[Provided records]
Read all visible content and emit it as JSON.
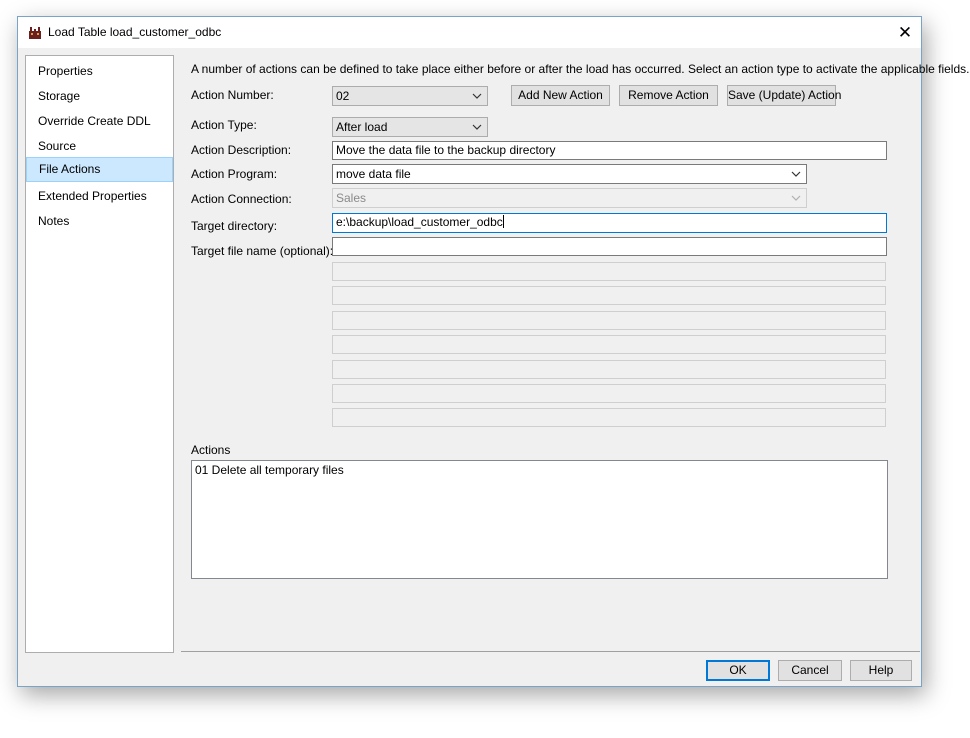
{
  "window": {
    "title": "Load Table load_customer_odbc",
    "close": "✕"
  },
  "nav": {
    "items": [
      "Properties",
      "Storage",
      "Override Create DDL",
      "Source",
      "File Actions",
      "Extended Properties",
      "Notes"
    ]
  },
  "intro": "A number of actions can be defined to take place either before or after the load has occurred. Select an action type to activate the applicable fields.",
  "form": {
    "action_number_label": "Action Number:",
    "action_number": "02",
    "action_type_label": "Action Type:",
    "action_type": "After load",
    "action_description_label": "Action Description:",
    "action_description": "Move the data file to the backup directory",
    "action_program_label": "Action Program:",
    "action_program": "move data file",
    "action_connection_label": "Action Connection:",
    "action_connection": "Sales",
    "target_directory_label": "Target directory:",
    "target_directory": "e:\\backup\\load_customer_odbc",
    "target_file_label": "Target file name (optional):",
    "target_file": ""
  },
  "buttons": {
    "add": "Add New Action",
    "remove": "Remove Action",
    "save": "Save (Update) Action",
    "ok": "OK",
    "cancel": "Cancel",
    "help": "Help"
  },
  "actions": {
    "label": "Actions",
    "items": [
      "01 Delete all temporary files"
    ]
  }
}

[To be done]
Print every record above exactly as written, leaving out the pictures.

[Written response]
Read all visible content and emit it as JSON.
{
  "window": {
    "title": "Load Table load_customer_odbc",
    "close": "✕"
  },
  "nav": {
    "items": [
      "Properties",
      "Storage",
      "Override Create DDL",
      "Source",
      "File Actions",
      "Extended Properties",
      "Notes"
    ]
  },
  "intro": "A number of actions can be defined to take place either before or after the load has occurred. Select an action type to activate the applicable fields.",
  "form": {
    "action_number_label": "Action Number:",
    "action_number": "02",
    "action_type_label": "Action Type:",
    "action_type": "After load",
    "action_description_label": "Action Description:",
    "action_description": "Move the data file to the backup directory",
    "action_program_label": "Action Program:",
    "action_program": "move data file",
    "action_connection_label": "Action Connection:",
    "action_connection": "Sales",
    "target_directory_label": "Target directory:",
    "target_directory": "e:\\backup\\load_customer_odbc",
    "target_file_label": "Target file name (optional):",
    "target_file": ""
  },
  "buttons": {
    "add": "Add New Action",
    "remove": "Remove Action",
    "save": "Save (Update) Action",
    "ok": "OK",
    "cancel": "Cancel",
    "help": "Help"
  },
  "actions": {
    "label": "Actions",
    "items": [
      "01 Delete all temporary files"
    ]
  }
}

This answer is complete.